Description of the task –
Write out each line from the data below that includes the word "Authentication".

** Begin Data supplied **

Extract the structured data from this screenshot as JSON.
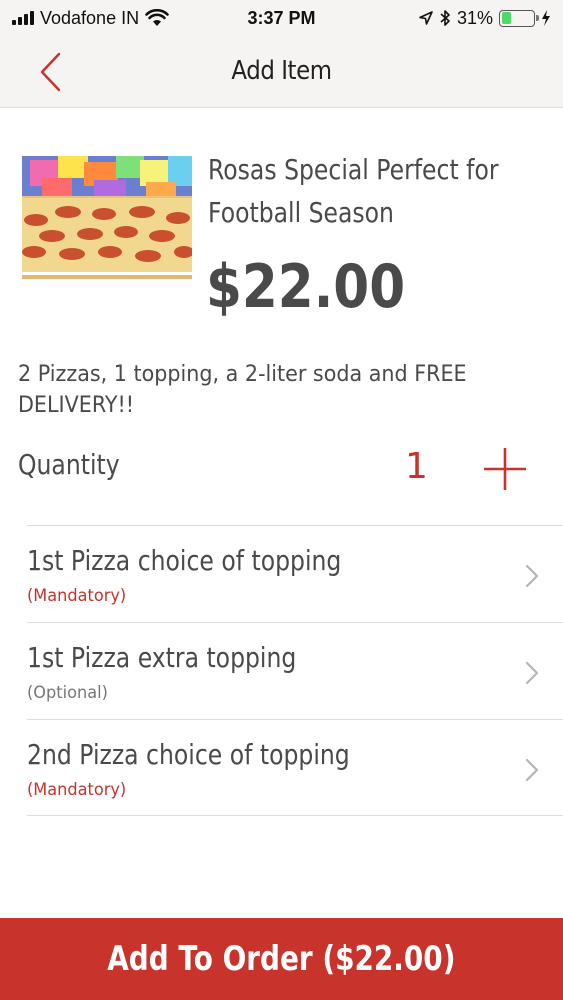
{
  "status_bar": {
    "carrier": "Vodafone IN",
    "time": "3:37 PM",
    "battery": "31%",
    "battery_level": 0.31,
    "icons": [
      "signal-icon",
      "wifi-icon",
      "location-icon",
      "bluetooth-icon",
      "battery-icon",
      "charging-icon"
    ]
  },
  "nav": {
    "title": "Add Item",
    "back_icon": "back-chevron-icon"
  },
  "product": {
    "title": "Rosas Special Perfect for Football Season",
    "price": "$22.00",
    "description": "2 Pizzas, 1 topping, a 2-liter soda and FREE DELIVERY!!"
  },
  "quantity": {
    "label": "Quantity",
    "value": "1"
  },
  "options": [
    {
      "title": "1st Pizza choice of topping",
      "requirement": "(Mandatory)"
    },
    {
      "title": "1st Pizza extra topping",
      "requirement": "(Optional)"
    },
    {
      "title": "2nd Pizza choice of topping",
      "requirement": "(Mandatory)"
    }
  ],
  "add_button": {
    "label": "Add To Order ($22.00)"
  },
  "colors": {
    "accent": "#c8332b",
    "nav_background": "#f6f4f2",
    "text": "#4a4a4a"
  }
}
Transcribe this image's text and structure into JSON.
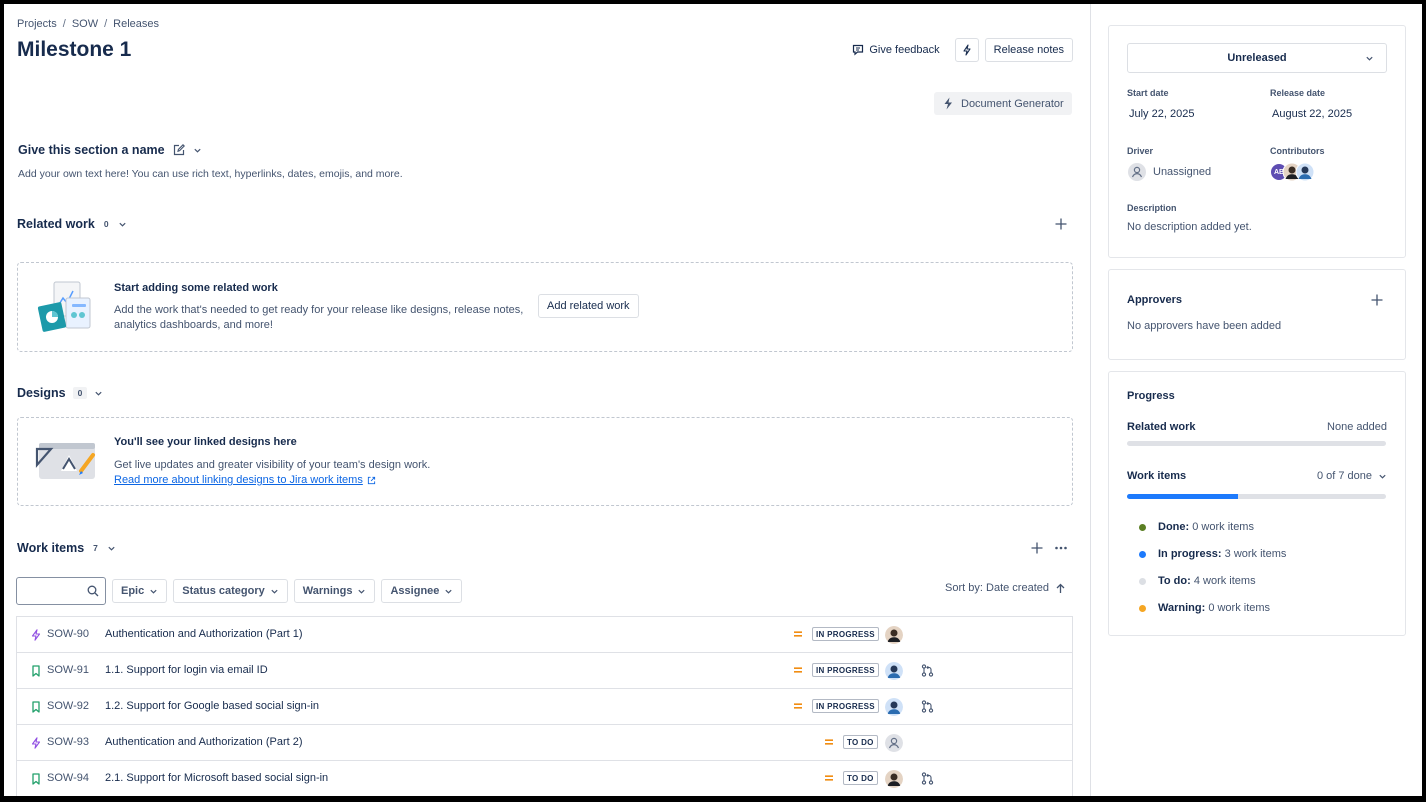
{
  "breadcrumb": {
    "items": [
      "Projects",
      "SOW",
      "Releases"
    ],
    "sep": "/"
  },
  "title": "Milestone 1",
  "header": {
    "feedback_label": "Give feedback",
    "release_notes_label": "Release notes"
  },
  "doc_generator_label": "Document Generator",
  "custom_section": {
    "name": "Give this section a name",
    "text": "Add your own text here! You can use rich text, hyperlinks, dates, emojis, and more."
  },
  "related_work": {
    "title": "Related work",
    "count": "0",
    "empty_heading": "Start adding some related work",
    "empty_line1": "Add the work that's needed to get ready for your release like designs, release notes,",
    "empty_line2": "analytics dashboards, and more!",
    "add_button": "Add related work"
  },
  "designs": {
    "title": "Designs",
    "count": "0",
    "empty_heading": "You'll see your linked designs here",
    "empty_text": "Get live updates and greater visibility of your team's design work.",
    "link_text": "Read more about linking designs to Jira work items"
  },
  "work_items": {
    "title": "Work items",
    "count": "7",
    "filters": [
      "Epic",
      "Status category",
      "Warnings",
      "Assignee"
    ],
    "sort_label": "Sort by: Date created",
    "rows": [
      {
        "type": "epic",
        "key": "SOW-90",
        "summary": "Authentication and Authorization (Part 1)",
        "status": "IN PROGRESS",
        "assignee": "person",
        "has_pr": false
      },
      {
        "type": "story",
        "key": "SOW-91",
        "summary": "1.1. Support for login via email ID",
        "status": "IN PROGRESS",
        "assignee": "blue-person",
        "has_pr": true
      },
      {
        "type": "story",
        "key": "SOW-92",
        "summary": "1.2. Support for Google based social sign-in",
        "status": "IN PROGRESS",
        "assignee": "blue-person",
        "has_pr": true
      },
      {
        "type": "epic",
        "key": "SOW-93",
        "summary": "Authentication and Authorization (Part 2)",
        "status": "TO DO",
        "assignee": "unassigned",
        "has_pr": false
      },
      {
        "type": "story",
        "key": "SOW-94",
        "summary": "2.1. Support for Microsoft based social sign-in",
        "status": "TO DO",
        "assignee": "person",
        "has_pr": true
      }
    ]
  },
  "details": {
    "status": "Unreleased",
    "start_date_label": "Start date",
    "start_date": "July 22, 2025",
    "release_date_label": "Release date",
    "release_date": "August 22, 2025",
    "driver_label": "Driver",
    "driver": "Unassigned",
    "contributors_label": "Contributors",
    "contributor_initials": "AB",
    "description_label": "Description",
    "description": "No description added yet."
  },
  "approvers": {
    "title": "Approvers",
    "empty": "No approvers have been added"
  },
  "progress": {
    "title": "Progress",
    "related_work_label": "Related work",
    "related_work_value": "None added",
    "work_items_label": "Work items",
    "work_items_value": "0 of 7 done",
    "in_progress_fraction": 0.4286,
    "legend": [
      {
        "label": "Done:",
        "value": "0 work items",
        "color": "#5b7f24"
      },
      {
        "label": "In progress:",
        "value": "3 work items",
        "color": "#1d7afc"
      },
      {
        "label": "To do:",
        "value": "4 work items",
        "color": "#dcdfe4"
      },
      {
        "label": "Warning:",
        "value": "0 work items",
        "color": "#f5a623"
      }
    ]
  }
}
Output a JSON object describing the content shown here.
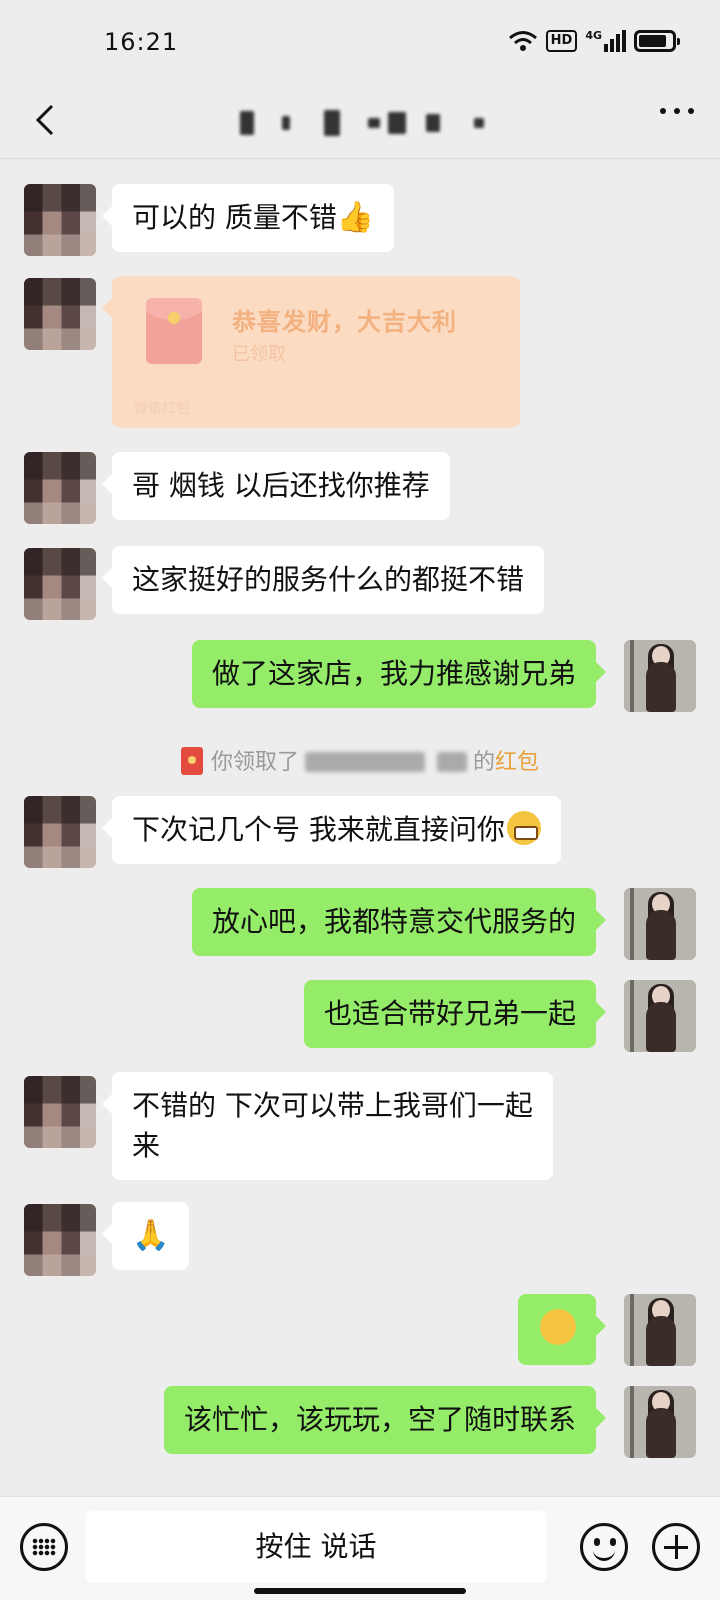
{
  "status_bar": {
    "time": "16:21",
    "hd_label": "HD",
    "network_label": "4G",
    "battery_level": 0.85
  },
  "title_bar": {
    "back_icon": "chevron-left-icon",
    "more_icon": "more-horizontal-icon"
  },
  "messages": [
    {
      "side": "them",
      "text": "可以的 质量不错",
      "emoji": "thumbs-up"
    },
    {
      "side": "them",
      "type": "red_packet",
      "title": "恭喜发财，大吉大利",
      "status": "已领取",
      "footer": "微信红包"
    },
    {
      "side": "them",
      "text": "哥 烟钱 以后还找你推荐"
    },
    {
      "side": "them",
      "text": "这家挺好的服务什么的都挺不错"
    },
    {
      "side": "me",
      "text": "做了这家店，我力推感谢兄弟"
    },
    {
      "type": "system",
      "prefix": "你领取了",
      "suffix": "的",
      "link": "红包"
    },
    {
      "side": "them",
      "text": "下次记几个号 我来就直接问你",
      "emoji": "grin"
    },
    {
      "side": "me",
      "text": "放心吧，我都特意交代服务的"
    },
    {
      "side": "me",
      "text": "也适合带好兄弟一起"
    },
    {
      "side": "them",
      "text_line1": "不错的 下次可以带上我哥们一起",
      "text_line2": "来"
    },
    {
      "side": "them",
      "emoji": "pray"
    },
    {
      "side": "me",
      "emoji": "thinking"
    },
    {
      "side": "me",
      "text": "该忙忙，该玩玩，空了随时联系"
    }
  ],
  "input_bar": {
    "hold_to_talk": "按住 说话",
    "keyboard_icon": "keyboard-icon",
    "emoji_icon": "emoji-icon",
    "plus_icon": "plus-icon"
  },
  "colors": {
    "background": "#ededed",
    "outgoing_bubble": "#95ec69",
    "incoming_bubble": "#ffffff",
    "red_packet_bg": "#fbdcc2",
    "link_orange": "#e9a23b"
  }
}
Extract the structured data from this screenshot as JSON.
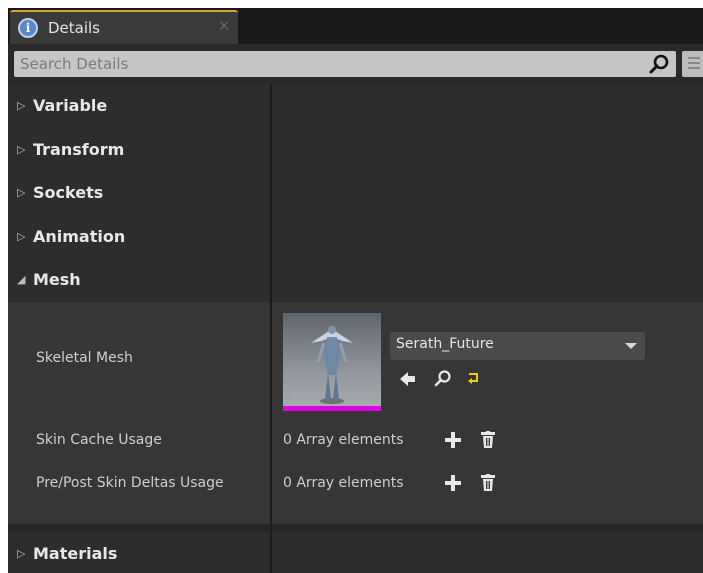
{
  "tab": {
    "title": "Details",
    "icon": "info-icon",
    "close_label": "×",
    "accent": "#d6a43a"
  },
  "search": {
    "placeholder": "Search Details",
    "value": ""
  },
  "categories": [
    {
      "label": "Variable",
      "expanded": false
    },
    {
      "label": "Transform",
      "expanded": false
    },
    {
      "label": "Sockets",
      "expanded": false
    },
    {
      "label": "Animation",
      "expanded": false
    },
    {
      "label": "Mesh",
      "expanded": true
    },
    {
      "label": "Materials",
      "expanded": false
    }
  ],
  "arrows": {
    "collapsed": "▷",
    "expanded": "◢"
  },
  "mesh": {
    "skeletal_mesh": {
      "label": "Skeletal Mesh",
      "value": "Serath_Future",
      "thumbnail_bar_color": "#e000e0"
    },
    "skin_cache_usage": {
      "label": "Skin Cache Usage",
      "value": "0 Array elements"
    },
    "pre_post_skin_deltas": {
      "label": "Pre/Post Skin Deltas Usage",
      "value": "0 Array elements"
    }
  },
  "colors": {
    "panel": "#2d2d2d",
    "mesh_body": "#363636",
    "reset_arrow": "#f0d000"
  }
}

** End Data supplied **

Exercise answer –
        "summary": "Authentication and Authorization (Part 1)",
        "summary": "Authentication and Authorization (Part 2)",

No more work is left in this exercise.